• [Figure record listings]
+++

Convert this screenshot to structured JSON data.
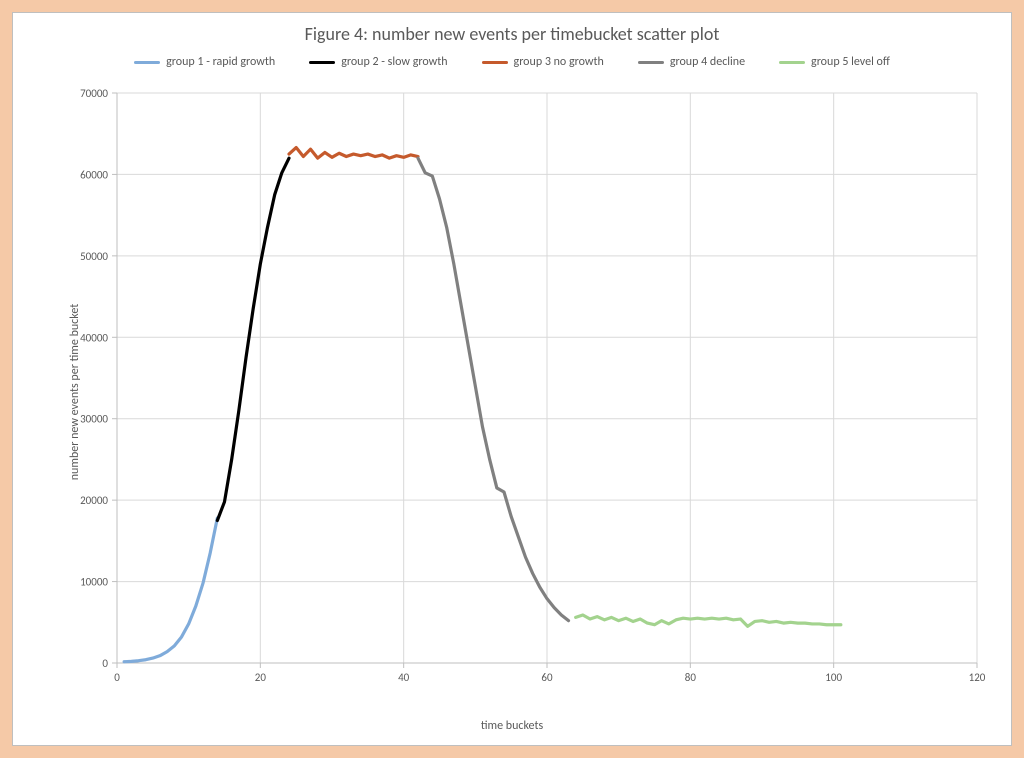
{
  "chart": {
    "type": "line",
    "title": "Figure 4: number new events per timebucket scatter plot",
    "title_fontsize": 18,
    "xlabel": "time buckets",
    "ylabel": "number new events per time bucket",
    "label_fontsize": 12,
    "tick_fontsize": 11,
    "background_color": "#ffffff",
    "outer_background_color": "#f5c9a7",
    "grid_color": "#d9d9d9",
    "axis_color": "#bfbfbf",
    "text_color": "#595959",
    "xlim": [
      0,
      120
    ],
    "ylim": [
      0,
      70000
    ],
    "x_ticks": [
      0,
      20,
      40,
      60,
      80,
      100,
      120
    ],
    "y_ticks": [
      0,
      10000,
      20000,
      30000,
      40000,
      50000,
      60000,
      70000
    ],
    "line_width": 3.2,
    "legend_position": "top-center",
    "legend": [
      {
        "label": "group 1 - rapid growth",
        "color": "#7fabda"
      },
      {
        "label": "group 2 - slow  growth",
        "color": "#000000"
      },
      {
        "label": "group 3 no growth",
        "color": "#c55a2c"
      },
      {
        "label": "group 4 decline",
        "color": "#808080"
      },
      {
        "label": "group 5 level off",
        "color": "#a3d38e"
      }
    ],
    "series": [
      {
        "name": "group 1 - rapid growth",
        "color": "#7fabda",
        "points": [
          [
            1,
            150
          ],
          [
            2,
            200
          ],
          [
            3,
            280
          ],
          [
            4,
            400
          ],
          [
            5,
            600
          ],
          [
            6,
            900
          ],
          [
            7,
            1400
          ],
          [
            8,
            2100
          ],
          [
            9,
            3200
          ],
          [
            10,
            4800
          ],
          [
            11,
            7000
          ],
          [
            12,
            9800
          ],
          [
            13,
            13500
          ],
          [
            14,
            17800
          ]
        ]
      },
      {
        "name": "group 2 - slow growth",
        "color": "#000000",
        "points": [
          [
            14,
            17500
          ],
          [
            15,
            19800
          ],
          [
            16,
            25000
          ],
          [
            17,
            31000
          ],
          [
            18,
            37500
          ],
          [
            19,
            43500
          ],
          [
            20,
            49000
          ],
          [
            21,
            53500
          ],
          [
            22,
            57500
          ],
          [
            23,
            60200
          ],
          [
            24,
            62000
          ]
        ]
      },
      {
        "name": "group 3 no growth",
        "color": "#c55a2c",
        "points": [
          [
            24,
            62500
          ],
          [
            25,
            63300
          ],
          [
            26,
            62200
          ],
          [
            27,
            63100
          ],
          [
            28,
            62000
          ],
          [
            29,
            62700
          ],
          [
            30,
            62100
          ],
          [
            31,
            62600
          ],
          [
            32,
            62200
          ],
          [
            33,
            62500
          ],
          [
            34,
            62300
          ],
          [
            35,
            62500
          ],
          [
            36,
            62200
          ],
          [
            37,
            62400
          ],
          [
            38,
            62000
          ],
          [
            39,
            62300
          ],
          [
            40,
            62100
          ],
          [
            41,
            62400
          ],
          [
            42,
            62200
          ]
        ]
      },
      {
        "name": "group 4 decline",
        "color": "#808080",
        "points": [
          [
            42,
            62000
          ],
          [
            43,
            60200
          ],
          [
            44,
            59800
          ],
          [
            45,
            57000
          ],
          [
            46,
            53500
          ],
          [
            47,
            49000
          ],
          [
            48,
            44000
          ],
          [
            49,
            39000
          ],
          [
            50,
            34000
          ],
          [
            51,
            29000
          ],
          [
            52,
            25000
          ],
          [
            53,
            21500
          ],
          [
            54,
            21000
          ],
          [
            55,
            18000
          ],
          [
            56,
            15500
          ],
          [
            57,
            13000
          ],
          [
            58,
            11000
          ],
          [
            59,
            9300
          ],
          [
            60,
            7900
          ],
          [
            61,
            6800
          ],
          [
            62,
            5900
          ],
          [
            63,
            5200
          ]
        ]
      },
      {
        "name": "group 5 level off",
        "color": "#a3d38e",
        "points": [
          [
            64,
            5600
          ],
          [
            65,
            5900
          ],
          [
            66,
            5400
          ],
          [
            67,
            5700
          ],
          [
            68,
            5300
          ],
          [
            69,
            5600
          ],
          [
            70,
            5200
          ],
          [
            71,
            5500
          ],
          [
            72,
            5100
          ],
          [
            73,
            5400
          ],
          [
            74,
            4900
          ],
          [
            75,
            4700
          ],
          [
            76,
            5200
          ],
          [
            77,
            4800
          ],
          [
            78,
            5300
          ],
          [
            79,
            5500
          ],
          [
            80,
            5400
          ],
          [
            81,
            5500
          ],
          [
            82,
            5400
          ],
          [
            83,
            5500
          ],
          [
            84,
            5400
          ],
          [
            85,
            5500
          ],
          [
            86,
            5300
          ],
          [
            87,
            5400
          ],
          [
            88,
            4500
          ],
          [
            89,
            5100
          ],
          [
            90,
            5200
          ],
          [
            91,
            5000
          ],
          [
            92,
            5100
          ],
          [
            93,
            4900
          ],
          [
            94,
            5000
          ],
          [
            95,
            4900
          ],
          [
            96,
            4900
          ],
          [
            97,
            4800
          ],
          [
            98,
            4800
          ],
          [
            99,
            4700
          ],
          [
            100,
            4700
          ],
          [
            101,
            4700
          ]
        ]
      }
    ]
  }
}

+++

• [To do]
Which lines above contain "level"? Show each of them.

• [Answer in full]
        "label": "group 5 level off",
        "name": "group 5 level off",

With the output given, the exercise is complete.